Material to process:
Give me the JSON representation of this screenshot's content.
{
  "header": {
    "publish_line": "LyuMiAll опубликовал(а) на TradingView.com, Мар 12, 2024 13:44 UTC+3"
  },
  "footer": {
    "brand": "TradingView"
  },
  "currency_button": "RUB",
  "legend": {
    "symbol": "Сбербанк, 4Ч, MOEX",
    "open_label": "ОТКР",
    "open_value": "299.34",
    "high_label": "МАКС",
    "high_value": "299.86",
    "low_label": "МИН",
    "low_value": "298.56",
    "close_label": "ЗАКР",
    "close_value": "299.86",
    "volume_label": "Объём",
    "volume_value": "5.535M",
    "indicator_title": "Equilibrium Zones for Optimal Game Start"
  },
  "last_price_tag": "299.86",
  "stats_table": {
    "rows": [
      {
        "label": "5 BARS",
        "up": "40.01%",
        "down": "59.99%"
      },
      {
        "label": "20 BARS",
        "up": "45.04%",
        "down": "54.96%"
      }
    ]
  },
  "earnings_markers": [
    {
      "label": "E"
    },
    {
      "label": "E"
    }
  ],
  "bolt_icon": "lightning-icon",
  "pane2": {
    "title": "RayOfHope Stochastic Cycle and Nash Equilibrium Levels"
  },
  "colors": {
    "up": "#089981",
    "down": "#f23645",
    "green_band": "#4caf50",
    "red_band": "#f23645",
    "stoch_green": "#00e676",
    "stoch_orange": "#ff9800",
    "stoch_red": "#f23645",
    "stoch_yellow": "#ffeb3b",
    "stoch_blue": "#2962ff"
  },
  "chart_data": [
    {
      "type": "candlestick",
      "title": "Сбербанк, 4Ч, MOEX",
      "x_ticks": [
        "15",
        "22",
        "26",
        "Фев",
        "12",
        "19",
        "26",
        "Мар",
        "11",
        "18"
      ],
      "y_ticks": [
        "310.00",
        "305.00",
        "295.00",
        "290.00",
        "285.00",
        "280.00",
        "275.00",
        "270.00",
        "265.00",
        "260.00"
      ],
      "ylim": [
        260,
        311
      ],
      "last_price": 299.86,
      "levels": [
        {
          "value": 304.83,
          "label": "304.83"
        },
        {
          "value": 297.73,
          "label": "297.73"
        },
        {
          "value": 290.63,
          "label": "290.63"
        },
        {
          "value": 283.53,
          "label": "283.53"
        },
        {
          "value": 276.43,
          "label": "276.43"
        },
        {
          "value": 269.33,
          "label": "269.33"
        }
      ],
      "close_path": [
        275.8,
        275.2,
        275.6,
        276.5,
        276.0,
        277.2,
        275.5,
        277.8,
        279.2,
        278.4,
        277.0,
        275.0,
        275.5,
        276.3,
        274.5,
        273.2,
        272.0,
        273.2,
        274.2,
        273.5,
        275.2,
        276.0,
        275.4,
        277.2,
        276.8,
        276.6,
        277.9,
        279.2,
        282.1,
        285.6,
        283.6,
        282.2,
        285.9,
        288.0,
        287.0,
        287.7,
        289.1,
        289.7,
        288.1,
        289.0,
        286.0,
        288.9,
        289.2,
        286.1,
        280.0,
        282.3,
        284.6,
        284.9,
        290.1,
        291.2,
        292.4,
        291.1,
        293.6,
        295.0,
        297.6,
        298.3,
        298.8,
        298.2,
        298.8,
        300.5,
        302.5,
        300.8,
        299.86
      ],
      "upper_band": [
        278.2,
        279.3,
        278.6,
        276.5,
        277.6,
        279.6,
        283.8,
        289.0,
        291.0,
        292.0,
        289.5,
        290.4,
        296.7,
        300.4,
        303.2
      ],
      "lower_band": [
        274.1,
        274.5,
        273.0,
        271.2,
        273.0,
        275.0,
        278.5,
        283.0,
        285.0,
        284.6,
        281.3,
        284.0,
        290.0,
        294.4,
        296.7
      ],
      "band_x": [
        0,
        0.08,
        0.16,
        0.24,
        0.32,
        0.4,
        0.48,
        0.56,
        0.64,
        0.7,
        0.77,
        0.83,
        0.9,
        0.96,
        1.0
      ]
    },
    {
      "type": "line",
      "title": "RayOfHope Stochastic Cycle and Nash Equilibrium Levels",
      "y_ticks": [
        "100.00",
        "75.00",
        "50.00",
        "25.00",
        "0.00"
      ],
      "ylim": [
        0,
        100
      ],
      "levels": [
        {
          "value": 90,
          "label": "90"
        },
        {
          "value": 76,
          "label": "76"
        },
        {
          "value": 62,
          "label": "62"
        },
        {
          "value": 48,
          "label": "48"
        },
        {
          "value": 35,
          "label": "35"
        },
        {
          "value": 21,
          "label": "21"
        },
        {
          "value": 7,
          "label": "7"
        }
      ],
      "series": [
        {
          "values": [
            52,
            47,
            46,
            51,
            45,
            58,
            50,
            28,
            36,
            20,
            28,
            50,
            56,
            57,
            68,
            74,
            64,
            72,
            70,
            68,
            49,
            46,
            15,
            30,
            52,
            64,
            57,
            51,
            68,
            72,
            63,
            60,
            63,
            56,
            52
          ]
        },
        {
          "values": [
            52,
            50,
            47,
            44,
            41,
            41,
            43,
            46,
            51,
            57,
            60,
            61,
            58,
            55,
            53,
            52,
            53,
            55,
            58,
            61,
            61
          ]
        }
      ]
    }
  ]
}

What you should do:
Search the preceding listing for "Stochastic" and extract every line where it is found.

Answer in full:
    "title": "RayOfHope Stochastic Cycle and Nash Equilibrium Levels"
      "title": "RayOfHope Stochastic Cycle and Nash Equilibrium Levels",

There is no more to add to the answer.